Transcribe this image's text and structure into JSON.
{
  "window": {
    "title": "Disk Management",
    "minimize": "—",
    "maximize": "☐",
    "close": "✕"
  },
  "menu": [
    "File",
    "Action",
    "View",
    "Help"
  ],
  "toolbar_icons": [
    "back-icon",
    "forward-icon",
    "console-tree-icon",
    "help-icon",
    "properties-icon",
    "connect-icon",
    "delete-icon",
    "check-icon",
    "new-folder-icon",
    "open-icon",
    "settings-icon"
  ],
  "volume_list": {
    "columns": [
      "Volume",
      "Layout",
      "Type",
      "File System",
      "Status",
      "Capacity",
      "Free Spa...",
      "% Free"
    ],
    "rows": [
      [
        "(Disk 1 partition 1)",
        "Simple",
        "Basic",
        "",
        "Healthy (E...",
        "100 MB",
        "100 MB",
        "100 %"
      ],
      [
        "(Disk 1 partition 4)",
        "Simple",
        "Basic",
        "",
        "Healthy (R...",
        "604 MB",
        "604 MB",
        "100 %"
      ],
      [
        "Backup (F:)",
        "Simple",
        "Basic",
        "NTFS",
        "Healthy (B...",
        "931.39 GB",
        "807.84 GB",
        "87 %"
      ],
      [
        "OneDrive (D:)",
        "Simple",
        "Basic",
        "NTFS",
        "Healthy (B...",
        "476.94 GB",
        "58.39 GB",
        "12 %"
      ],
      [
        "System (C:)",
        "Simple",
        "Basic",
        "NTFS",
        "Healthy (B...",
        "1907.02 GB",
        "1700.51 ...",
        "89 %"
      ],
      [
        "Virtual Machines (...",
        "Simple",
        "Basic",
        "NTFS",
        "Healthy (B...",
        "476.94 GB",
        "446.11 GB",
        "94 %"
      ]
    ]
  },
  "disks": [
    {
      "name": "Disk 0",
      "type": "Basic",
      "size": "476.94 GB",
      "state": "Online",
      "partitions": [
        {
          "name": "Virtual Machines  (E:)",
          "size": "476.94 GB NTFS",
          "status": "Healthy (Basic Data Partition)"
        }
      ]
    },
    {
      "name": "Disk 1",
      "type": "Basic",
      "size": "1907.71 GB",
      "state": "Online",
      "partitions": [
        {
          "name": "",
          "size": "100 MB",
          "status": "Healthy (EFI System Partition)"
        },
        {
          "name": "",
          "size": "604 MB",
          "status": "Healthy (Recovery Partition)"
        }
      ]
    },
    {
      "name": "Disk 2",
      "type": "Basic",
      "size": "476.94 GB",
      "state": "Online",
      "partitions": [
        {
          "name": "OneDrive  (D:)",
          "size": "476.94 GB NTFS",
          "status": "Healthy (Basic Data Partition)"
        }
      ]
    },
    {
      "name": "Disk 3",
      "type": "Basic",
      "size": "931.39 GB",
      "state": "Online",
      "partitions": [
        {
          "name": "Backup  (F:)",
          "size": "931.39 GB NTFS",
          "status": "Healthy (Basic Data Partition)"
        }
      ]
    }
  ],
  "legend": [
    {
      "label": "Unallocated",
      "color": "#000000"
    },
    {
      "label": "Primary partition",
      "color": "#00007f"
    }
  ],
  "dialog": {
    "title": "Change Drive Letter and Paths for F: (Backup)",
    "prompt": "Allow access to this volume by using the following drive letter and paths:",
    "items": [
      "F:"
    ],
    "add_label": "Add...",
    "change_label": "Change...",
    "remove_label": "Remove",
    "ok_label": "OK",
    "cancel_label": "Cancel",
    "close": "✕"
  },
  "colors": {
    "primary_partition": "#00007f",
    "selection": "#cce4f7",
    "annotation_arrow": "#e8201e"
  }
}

******************************

• [Objective]: Among the lines of the material above, how many include the string "Change"? Report only that number.

• [Answer below]: 2